§ Supplied material
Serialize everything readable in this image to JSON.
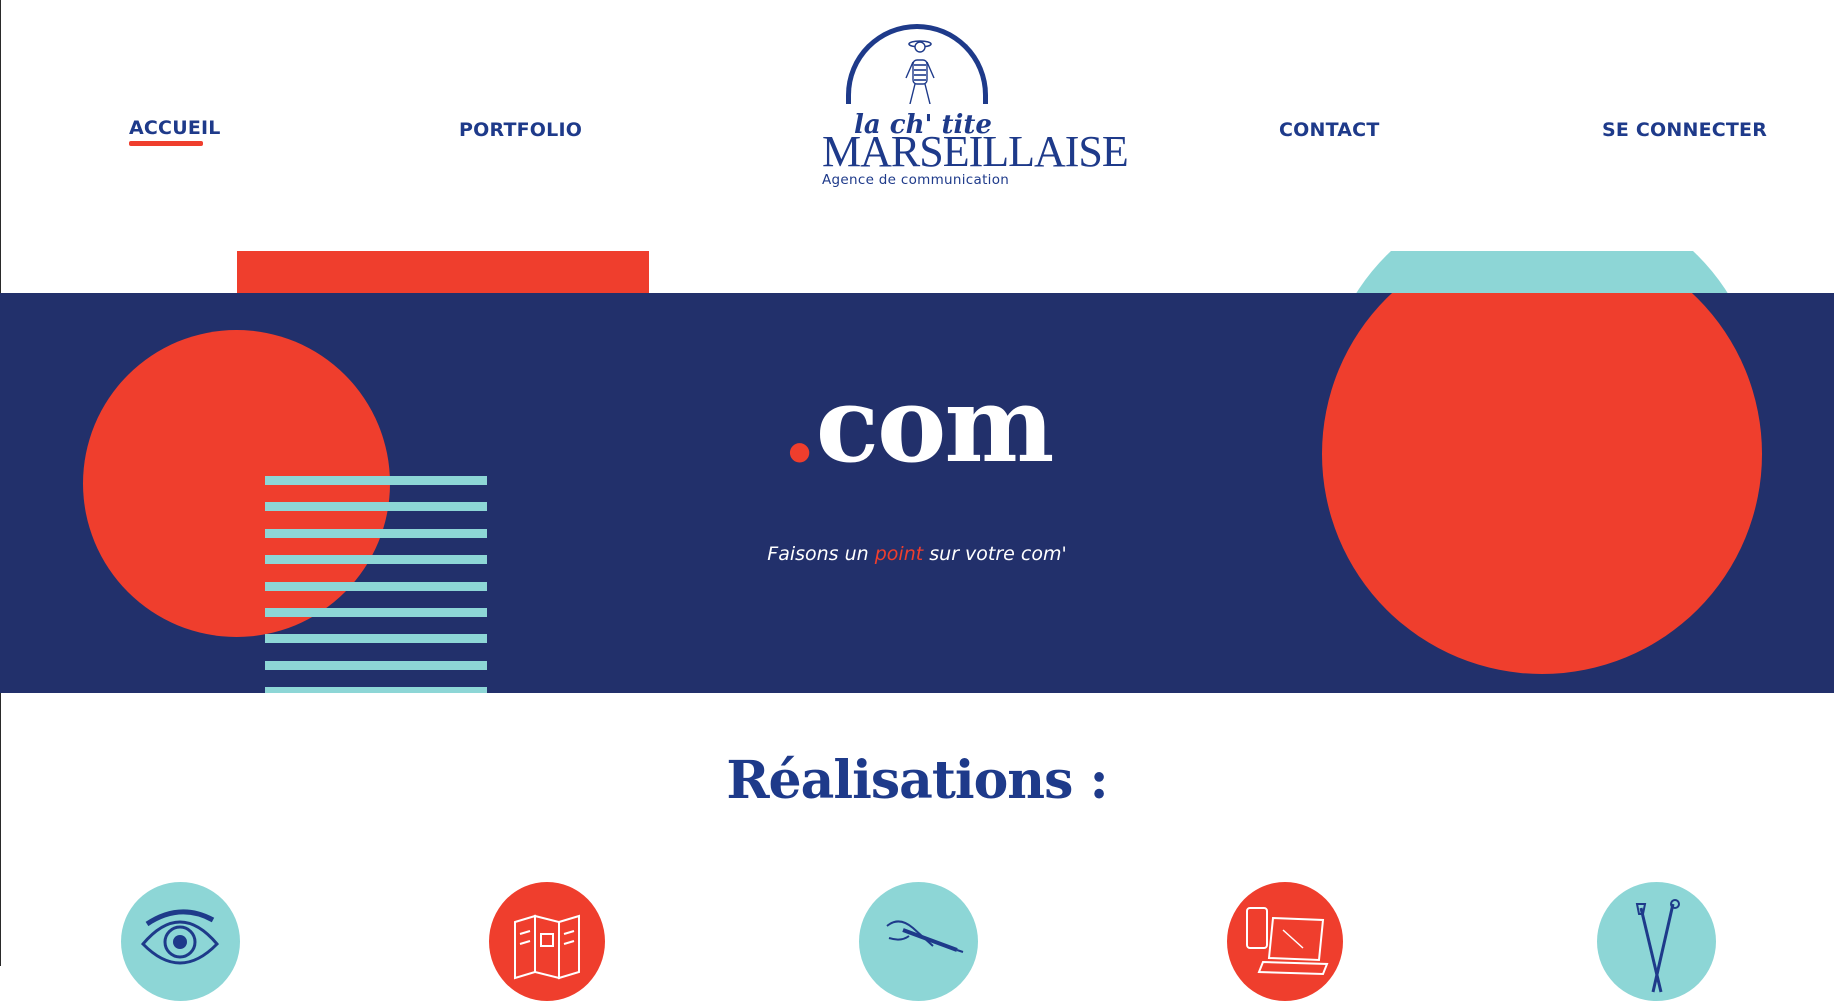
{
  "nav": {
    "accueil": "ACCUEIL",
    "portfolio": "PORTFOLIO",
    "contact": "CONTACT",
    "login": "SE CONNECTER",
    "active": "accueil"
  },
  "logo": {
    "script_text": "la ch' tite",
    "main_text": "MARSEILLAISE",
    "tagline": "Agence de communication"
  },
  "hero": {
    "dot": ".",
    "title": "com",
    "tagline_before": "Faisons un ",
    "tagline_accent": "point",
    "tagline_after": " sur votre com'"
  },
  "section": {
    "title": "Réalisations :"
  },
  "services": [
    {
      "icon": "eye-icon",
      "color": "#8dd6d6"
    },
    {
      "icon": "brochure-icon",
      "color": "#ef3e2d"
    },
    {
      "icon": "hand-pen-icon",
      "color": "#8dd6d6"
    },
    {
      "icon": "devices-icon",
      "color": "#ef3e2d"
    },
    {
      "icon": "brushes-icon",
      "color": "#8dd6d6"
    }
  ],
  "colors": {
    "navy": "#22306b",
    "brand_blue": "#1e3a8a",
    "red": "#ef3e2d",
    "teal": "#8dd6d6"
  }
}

§ Required work
Write the full listing out again with every line unchanged, but include no pictures.

§ Output of the exercise
Serialize everything readable in this image to JSON.
{
  "nav": {
    "accueil": "ACCUEIL",
    "portfolio": "PORTFOLIO",
    "contact": "CONTACT",
    "login": "SE CONNECTER",
    "active": "accueil"
  },
  "logo": {
    "script_text": "la ch' tite",
    "main_text": "MARSEILLAISE",
    "tagline": "Agence de communication"
  },
  "hero": {
    "dot": ".",
    "title": "com",
    "tagline_before": "Faisons un ",
    "tagline_accent": "point",
    "tagline_after": " sur votre com'"
  },
  "section": {
    "title": "Réalisations :"
  },
  "services": [
    {
      "icon": "eye-icon",
      "color": "#8dd6d6"
    },
    {
      "icon": "brochure-icon",
      "color": "#ef3e2d"
    },
    {
      "icon": "hand-pen-icon",
      "color": "#8dd6d6"
    },
    {
      "icon": "devices-icon",
      "color": "#ef3e2d"
    },
    {
      "icon": "brushes-icon",
      "color": "#8dd6d6"
    }
  ],
  "colors": {
    "navy": "#22306b",
    "brand_blue": "#1e3a8a",
    "red": "#ef3e2d",
    "teal": "#8dd6d6"
  }
}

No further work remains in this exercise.